SET PROBLEM =>
Quote the listing below in its entirety, omitting every image.

[Dataset records]
>> Start

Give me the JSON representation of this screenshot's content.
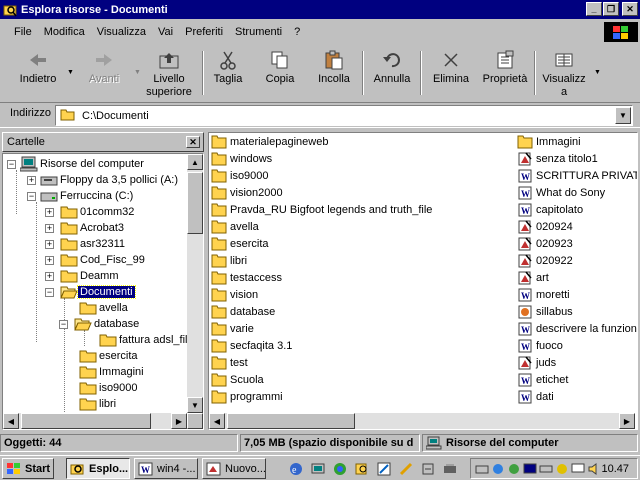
{
  "window": {
    "title": "Esplora risorse - Documenti"
  },
  "menu": [
    "File",
    "Modifica",
    "Visualizza",
    "Vai",
    "Preferiti",
    "Strumenti",
    "?"
  ],
  "toolbar": {
    "back": "Indietro",
    "forward": "Avanti",
    "up_1": "Livello",
    "up_2": "superiore",
    "cut": "Taglia",
    "copy": "Copia",
    "paste": "Incolla",
    "undo": "Annulla",
    "delete": "Elimina",
    "properties": "Proprietà",
    "views_1": "Visualizz",
    "views_2": "a"
  },
  "address": {
    "label": "Indirizzo",
    "value": "C:\\Documenti"
  },
  "tree": {
    "header": "Cartelle",
    "items": [
      "Risorse del computer",
      "Floppy da 3,5 pollici (A:)",
      "Ferruccina (C:)",
      "01comm32",
      "Acrobat3",
      "asr32311",
      "Cod_Fisc_99",
      "Deamm",
      "Documenti",
      "avella",
      "database",
      "fattura adsl_file",
      "esercita",
      "Immagini",
      "iso9000",
      "libri"
    ]
  },
  "files": {
    "col1": [
      "materialepagineweb",
      "windows",
      "iso9000",
      "vision2000",
      "Pravda_RU Bigfoot legends and truth_file",
      "avella",
      "esercita",
      "libri",
      "testaccess",
      "vision",
      "database",
      "varie",
      "secfaqita 3.1",
      "test",
      "Scuola",
      "programmi"
    ],
    "col2": [
      "Immagini",
      "senza titolo1",
      "SCRITTURA PRIVATA",
      "What do Sony",
      "capitolato",
      "020924",
      "020923",
      "020922",
      "art",
      "moretti",
      "sillabus",
      "descrivere la funzione",
      "fuoco",
      "juds",
      "etichet",
      "dati"
    ]
  },
  "status": {
    "objects": "Oggetti: 44",
    "space": "7,05 MB (spazio disponibile su d",
    "location": "Risorse del computer"
  },
  "taskbar": {
    "start": "Start",
    "tasks": [
      "Esplo...",
      "win4 -...",
      "Nuovo..."
    ],
    "clock": "10.47"
  }
}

>> End

TASK OUTPUT =>
Give me the JSON representation of this screenshot's content.
{
  "window": {
    "title": "Esplora risorse - Documenti"
  },
  "menu": [
    "File",
    "Modifica",
    "Visualizza",
    "Vai",
    "Preferiti",
    "Strumenti",
    "?"
  ],
  "toolbar": {
    "back": "Indietro",
    "forward": "Avanti",
    "up_1": "Livello",
    "up_2": "superiore",
    "cut": "Taglia",
    "copy": "Copia",
    "paste": "Incolla",
    "undo": "Annulla",
    "delete": "Elimina",
    "properties": "Proprietà",
    "views_1": "Visualizz",
    "views_2": "a"
  },
  "address": {
    "label": "Indirizzo",
    "value": "C:\\Documenti"
  },
  "tree": {
    "header": "Cartelle",
    "items": [
      "Risorse del computer",
      "Floppy da 3,5 pollici (A:)",
      "Ferruccina (C:)",
      "01comm32",
      "Acrobat3",
      "asr32311",
      "Cod_Fisc_99",
      "Deamm",
      "Documenti",
      "avella",
      "database",
      "fattura adsl_file",
      "esercita",
      "Immagini",
      "iso9000",
      "libri"
    ]
  },
  "files": {
    "col1": [
      "materialepagineweb",
      "windows",
      "iso9000",
      "vision2000",
      "Pravda_RU Bigfoot legends and truth_file",
      "avella",
      "esercita",
      "libri",
      "testaccess",
      "vision",
      "database",
      "varie",
      "secfaqita 3.1",
      "test",
      "Scuola",
      "programmi"
    ],
    "col2": [
      "Immagini",
      "senza titolo1",
      "SCRITTURA PRIVATA",
      "What do Sony",
      "capitolato",
      "020924",
      "020923",
      "020922",
      "art",
      "moretti",
      "sillabus",
      "descrivere la funzione",
      "fuoco",
      "juds",
      "etichet",
      "dati"
    ]
  },
  "status": {
    "objects": "Oggetti: 44",
    "space": "7,05 MB (spazio disponibile su d",
    "location": "Risorse del computer"
  },
  "taskbar": {
    "start": "Start",
    "tasks": [
      "Esplo...",
      "win4 -...",
      "Nuovo..."
    ],
    "clock": "10.47"
  }
}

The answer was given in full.